Records contained in a dataset:
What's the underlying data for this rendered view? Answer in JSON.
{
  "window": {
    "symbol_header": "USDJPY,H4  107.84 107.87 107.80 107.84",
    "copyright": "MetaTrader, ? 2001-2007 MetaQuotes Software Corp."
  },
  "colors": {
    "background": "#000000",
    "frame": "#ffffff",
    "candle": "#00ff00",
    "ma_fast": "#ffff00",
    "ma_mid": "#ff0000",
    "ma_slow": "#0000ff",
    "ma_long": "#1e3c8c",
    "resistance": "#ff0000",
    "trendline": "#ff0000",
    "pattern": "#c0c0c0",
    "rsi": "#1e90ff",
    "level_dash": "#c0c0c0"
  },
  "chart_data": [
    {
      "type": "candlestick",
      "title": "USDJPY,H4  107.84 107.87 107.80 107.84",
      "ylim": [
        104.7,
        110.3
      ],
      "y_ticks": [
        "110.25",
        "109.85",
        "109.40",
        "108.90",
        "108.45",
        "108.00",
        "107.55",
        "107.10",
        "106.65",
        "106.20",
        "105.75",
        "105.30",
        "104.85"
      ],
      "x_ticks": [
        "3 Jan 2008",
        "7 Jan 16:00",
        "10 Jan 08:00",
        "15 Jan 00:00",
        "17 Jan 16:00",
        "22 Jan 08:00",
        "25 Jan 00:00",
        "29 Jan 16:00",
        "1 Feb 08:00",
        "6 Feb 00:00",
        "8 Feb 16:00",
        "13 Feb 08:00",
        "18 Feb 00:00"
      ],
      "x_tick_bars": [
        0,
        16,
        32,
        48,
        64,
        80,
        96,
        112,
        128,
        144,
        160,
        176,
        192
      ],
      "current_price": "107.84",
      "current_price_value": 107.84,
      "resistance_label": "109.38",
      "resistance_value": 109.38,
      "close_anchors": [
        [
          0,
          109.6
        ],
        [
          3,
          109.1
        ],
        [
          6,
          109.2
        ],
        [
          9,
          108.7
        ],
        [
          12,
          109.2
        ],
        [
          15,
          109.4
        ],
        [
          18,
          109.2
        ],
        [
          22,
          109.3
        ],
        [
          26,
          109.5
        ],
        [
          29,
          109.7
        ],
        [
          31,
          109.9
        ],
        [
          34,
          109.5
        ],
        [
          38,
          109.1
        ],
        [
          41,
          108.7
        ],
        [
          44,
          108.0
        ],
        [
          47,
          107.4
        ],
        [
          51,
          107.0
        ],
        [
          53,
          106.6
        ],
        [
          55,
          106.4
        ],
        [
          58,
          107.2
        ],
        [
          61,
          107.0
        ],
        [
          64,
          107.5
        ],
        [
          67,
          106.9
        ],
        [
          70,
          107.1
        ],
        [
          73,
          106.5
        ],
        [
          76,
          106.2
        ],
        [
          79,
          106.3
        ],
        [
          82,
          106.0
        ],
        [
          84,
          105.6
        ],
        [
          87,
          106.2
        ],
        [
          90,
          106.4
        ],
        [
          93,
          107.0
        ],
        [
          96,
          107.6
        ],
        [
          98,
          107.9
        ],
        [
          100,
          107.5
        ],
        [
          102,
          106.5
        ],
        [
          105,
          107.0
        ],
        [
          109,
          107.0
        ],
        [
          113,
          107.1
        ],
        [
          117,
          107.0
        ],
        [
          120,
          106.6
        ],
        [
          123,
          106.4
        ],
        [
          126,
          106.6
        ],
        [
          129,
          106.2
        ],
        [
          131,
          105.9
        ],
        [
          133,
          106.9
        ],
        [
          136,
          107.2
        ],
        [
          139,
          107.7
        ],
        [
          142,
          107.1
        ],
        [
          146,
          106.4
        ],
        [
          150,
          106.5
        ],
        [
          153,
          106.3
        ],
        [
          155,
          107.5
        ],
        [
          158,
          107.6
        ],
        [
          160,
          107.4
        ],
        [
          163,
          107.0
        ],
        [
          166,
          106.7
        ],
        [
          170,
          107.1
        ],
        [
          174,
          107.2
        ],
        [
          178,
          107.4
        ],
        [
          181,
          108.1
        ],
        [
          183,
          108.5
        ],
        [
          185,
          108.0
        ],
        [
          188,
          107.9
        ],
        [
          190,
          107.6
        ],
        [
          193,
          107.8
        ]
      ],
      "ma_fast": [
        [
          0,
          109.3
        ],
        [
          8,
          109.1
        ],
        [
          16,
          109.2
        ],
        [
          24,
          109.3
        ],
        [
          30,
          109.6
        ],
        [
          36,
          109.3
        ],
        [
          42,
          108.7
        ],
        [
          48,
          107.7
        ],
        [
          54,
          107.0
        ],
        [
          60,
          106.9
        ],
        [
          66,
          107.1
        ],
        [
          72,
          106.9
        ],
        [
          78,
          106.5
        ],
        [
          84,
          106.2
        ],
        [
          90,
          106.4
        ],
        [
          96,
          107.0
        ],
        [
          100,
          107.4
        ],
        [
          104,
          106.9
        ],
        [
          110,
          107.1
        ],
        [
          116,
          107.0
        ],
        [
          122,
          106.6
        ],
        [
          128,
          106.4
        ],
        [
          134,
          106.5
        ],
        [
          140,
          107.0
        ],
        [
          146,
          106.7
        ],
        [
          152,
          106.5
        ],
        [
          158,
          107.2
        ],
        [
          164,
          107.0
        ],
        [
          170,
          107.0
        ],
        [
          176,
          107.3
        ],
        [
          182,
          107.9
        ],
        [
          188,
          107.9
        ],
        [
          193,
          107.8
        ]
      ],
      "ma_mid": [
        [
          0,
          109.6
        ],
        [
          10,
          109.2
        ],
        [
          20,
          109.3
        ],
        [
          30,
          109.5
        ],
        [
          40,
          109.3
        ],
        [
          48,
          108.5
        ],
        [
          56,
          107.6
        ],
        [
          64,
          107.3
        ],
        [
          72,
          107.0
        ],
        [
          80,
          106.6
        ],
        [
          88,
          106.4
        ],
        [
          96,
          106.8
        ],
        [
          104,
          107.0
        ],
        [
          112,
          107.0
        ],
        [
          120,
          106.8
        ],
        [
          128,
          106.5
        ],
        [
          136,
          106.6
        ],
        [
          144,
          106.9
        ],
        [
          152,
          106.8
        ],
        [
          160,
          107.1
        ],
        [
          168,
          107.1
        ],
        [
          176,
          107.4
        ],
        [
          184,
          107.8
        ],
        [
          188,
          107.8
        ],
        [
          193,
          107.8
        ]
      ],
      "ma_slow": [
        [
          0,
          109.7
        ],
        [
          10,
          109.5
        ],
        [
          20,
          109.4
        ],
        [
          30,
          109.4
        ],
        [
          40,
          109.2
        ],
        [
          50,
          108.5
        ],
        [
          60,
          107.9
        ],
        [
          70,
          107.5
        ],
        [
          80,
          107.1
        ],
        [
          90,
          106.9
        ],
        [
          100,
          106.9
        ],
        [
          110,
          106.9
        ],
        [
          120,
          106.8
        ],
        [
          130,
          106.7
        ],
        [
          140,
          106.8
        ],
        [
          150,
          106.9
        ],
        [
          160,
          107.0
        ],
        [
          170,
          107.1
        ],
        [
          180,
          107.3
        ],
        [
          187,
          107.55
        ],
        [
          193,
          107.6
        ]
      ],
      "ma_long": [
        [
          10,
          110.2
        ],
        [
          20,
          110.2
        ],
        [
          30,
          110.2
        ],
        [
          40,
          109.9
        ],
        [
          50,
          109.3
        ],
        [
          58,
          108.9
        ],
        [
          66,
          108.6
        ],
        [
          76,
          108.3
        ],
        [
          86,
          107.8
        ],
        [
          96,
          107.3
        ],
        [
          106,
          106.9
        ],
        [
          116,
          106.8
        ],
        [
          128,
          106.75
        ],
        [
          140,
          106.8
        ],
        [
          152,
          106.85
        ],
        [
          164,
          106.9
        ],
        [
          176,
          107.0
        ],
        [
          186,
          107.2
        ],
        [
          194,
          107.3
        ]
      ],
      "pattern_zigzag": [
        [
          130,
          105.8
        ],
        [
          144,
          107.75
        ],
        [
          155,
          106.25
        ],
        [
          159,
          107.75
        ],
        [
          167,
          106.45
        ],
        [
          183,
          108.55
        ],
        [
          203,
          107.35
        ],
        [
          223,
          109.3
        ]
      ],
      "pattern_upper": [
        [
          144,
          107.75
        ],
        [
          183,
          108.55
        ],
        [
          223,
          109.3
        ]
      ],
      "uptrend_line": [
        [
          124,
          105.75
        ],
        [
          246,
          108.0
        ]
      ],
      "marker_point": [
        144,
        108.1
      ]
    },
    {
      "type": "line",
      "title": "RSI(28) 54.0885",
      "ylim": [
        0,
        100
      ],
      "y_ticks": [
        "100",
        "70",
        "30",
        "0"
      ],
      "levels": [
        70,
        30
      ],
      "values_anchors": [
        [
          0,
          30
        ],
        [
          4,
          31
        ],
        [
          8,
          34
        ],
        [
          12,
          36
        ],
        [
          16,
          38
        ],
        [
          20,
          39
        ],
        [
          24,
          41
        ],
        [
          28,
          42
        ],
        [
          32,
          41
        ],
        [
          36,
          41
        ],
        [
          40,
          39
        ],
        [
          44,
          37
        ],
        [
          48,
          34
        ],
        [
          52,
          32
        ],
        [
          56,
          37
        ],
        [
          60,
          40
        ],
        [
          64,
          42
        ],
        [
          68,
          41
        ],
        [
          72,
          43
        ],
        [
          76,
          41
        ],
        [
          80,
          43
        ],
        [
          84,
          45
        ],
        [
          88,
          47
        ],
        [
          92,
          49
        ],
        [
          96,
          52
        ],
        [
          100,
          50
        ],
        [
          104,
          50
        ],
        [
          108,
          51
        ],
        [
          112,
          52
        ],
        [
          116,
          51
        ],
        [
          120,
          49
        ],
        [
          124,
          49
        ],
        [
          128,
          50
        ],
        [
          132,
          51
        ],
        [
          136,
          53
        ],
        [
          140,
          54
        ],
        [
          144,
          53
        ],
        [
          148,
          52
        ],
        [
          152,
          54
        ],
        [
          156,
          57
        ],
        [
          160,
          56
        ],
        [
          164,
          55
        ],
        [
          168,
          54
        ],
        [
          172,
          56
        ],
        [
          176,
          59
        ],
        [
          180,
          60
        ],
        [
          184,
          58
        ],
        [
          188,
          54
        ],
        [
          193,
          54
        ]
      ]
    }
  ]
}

SET EXERCISE:
Gather up the lines containing the word "title" from these records and copy them.

EXERCISE RESULT:
      "title": "USDJPY,H4  107.84 107.87 107.80 107.84",
      "title": "RSI(28) 54.0885",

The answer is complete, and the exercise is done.